***** Raw data *****

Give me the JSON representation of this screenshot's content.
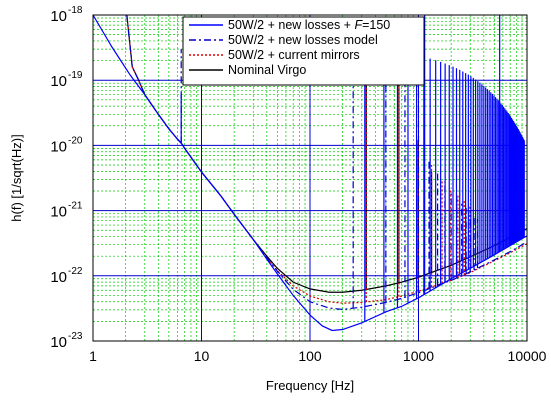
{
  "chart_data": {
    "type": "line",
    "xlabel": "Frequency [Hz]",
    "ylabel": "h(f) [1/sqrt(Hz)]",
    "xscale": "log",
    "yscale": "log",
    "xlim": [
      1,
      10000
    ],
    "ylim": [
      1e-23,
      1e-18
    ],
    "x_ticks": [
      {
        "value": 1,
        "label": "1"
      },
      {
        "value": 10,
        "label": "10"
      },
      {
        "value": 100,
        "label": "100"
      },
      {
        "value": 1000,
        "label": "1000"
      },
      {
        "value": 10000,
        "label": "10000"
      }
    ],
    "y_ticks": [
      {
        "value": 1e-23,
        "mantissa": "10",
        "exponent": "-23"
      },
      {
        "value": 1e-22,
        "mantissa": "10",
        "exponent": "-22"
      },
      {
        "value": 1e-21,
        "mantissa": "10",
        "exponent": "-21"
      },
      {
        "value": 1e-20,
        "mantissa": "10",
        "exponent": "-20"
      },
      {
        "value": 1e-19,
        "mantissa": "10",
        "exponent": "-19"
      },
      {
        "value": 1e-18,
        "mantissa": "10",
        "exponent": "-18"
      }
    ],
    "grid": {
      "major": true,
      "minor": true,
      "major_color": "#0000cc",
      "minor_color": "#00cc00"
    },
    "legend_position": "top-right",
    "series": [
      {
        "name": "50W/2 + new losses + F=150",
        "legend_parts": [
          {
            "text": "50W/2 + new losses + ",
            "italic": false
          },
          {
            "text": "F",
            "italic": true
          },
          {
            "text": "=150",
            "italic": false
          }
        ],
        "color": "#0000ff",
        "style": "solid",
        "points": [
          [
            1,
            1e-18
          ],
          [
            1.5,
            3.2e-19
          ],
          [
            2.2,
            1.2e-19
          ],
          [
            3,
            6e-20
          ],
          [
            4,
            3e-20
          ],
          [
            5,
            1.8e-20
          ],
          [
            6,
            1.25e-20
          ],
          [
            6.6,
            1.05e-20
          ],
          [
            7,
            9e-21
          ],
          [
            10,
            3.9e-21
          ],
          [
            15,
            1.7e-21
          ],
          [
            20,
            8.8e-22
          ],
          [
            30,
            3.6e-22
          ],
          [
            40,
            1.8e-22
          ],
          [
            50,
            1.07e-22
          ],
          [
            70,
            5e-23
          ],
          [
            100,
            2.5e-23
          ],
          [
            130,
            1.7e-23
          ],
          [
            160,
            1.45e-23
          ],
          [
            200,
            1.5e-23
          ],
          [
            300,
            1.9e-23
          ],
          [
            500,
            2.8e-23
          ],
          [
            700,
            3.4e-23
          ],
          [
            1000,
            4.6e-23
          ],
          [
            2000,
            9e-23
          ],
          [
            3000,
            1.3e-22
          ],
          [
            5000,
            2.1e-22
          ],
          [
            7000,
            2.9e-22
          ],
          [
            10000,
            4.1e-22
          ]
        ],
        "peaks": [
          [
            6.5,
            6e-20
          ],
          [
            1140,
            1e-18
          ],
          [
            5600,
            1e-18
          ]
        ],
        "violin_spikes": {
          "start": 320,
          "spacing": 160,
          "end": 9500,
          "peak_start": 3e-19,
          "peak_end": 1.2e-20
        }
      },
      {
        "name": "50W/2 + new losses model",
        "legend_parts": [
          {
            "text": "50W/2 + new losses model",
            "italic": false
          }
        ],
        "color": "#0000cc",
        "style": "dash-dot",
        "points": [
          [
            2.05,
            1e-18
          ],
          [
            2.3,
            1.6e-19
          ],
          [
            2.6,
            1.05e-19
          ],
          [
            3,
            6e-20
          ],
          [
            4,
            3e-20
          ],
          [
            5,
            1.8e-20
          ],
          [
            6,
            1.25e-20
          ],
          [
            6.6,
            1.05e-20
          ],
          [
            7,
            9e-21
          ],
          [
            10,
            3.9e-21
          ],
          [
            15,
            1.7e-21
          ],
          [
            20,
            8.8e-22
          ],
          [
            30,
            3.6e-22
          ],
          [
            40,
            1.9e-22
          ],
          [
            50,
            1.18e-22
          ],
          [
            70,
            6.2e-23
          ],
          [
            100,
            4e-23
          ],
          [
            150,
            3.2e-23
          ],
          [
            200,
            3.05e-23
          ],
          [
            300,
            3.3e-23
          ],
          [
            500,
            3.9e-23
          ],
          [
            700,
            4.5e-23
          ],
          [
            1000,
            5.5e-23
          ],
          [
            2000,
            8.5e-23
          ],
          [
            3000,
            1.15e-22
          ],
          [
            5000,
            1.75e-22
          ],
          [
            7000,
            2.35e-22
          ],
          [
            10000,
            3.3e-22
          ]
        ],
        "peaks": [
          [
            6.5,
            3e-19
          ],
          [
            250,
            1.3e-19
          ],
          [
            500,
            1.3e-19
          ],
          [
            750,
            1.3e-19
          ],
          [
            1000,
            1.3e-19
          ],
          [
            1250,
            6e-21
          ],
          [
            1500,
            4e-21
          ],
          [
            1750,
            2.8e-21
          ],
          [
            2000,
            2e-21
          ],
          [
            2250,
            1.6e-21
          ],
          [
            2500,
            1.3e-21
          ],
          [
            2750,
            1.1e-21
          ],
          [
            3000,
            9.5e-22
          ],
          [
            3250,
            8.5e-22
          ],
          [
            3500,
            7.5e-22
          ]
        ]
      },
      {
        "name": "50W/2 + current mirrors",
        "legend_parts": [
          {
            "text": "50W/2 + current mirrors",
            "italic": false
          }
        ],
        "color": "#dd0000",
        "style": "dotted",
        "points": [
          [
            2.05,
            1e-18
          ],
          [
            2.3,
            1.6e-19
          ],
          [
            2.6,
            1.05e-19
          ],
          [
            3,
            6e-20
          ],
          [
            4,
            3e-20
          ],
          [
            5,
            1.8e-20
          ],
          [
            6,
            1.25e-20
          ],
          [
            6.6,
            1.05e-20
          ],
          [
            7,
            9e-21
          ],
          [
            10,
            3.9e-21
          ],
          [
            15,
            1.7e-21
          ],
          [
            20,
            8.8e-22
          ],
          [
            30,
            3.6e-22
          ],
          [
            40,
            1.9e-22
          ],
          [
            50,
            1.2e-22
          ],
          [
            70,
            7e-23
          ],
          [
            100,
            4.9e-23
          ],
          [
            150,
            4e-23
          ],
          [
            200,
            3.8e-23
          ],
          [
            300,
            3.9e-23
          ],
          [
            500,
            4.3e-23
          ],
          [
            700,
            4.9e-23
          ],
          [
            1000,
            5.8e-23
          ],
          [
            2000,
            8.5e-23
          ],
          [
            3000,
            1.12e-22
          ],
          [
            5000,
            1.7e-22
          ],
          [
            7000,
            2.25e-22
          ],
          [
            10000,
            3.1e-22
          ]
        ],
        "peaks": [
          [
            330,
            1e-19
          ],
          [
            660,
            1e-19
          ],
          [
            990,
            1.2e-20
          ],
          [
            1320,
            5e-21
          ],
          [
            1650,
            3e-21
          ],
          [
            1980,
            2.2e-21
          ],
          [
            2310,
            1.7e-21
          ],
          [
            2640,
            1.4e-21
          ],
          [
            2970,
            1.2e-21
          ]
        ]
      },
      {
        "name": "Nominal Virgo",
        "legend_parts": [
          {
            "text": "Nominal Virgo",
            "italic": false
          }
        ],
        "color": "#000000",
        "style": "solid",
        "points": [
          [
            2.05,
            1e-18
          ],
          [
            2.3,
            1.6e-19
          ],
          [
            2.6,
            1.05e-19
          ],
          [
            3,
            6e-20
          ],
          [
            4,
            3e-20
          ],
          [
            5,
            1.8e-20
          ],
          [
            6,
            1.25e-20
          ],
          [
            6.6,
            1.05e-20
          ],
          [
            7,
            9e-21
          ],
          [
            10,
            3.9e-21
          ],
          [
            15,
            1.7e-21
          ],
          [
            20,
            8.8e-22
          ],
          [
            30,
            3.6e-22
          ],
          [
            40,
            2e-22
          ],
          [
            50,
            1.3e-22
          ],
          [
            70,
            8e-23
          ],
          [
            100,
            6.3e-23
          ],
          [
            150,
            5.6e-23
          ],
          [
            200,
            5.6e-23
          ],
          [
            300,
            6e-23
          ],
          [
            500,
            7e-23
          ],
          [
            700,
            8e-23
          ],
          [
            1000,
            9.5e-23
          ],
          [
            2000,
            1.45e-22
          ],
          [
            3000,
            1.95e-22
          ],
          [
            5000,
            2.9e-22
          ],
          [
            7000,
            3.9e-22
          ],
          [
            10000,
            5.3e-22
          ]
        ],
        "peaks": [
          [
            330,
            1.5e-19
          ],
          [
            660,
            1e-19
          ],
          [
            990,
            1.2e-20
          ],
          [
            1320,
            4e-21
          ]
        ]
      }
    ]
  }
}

*****
***** Raw data *****

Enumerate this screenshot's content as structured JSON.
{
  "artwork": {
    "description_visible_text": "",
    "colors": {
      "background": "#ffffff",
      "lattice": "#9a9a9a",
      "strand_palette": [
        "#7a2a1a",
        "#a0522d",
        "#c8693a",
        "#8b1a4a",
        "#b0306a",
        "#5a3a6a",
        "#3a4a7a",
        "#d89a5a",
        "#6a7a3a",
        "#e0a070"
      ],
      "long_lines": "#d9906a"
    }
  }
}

*****

Problem requirements
Pick out each line above that includes "JSON" and show it.

The answer
Give me the JSON representation of this screenshot's content.
Enumerate this screenshot's content as structured JSON.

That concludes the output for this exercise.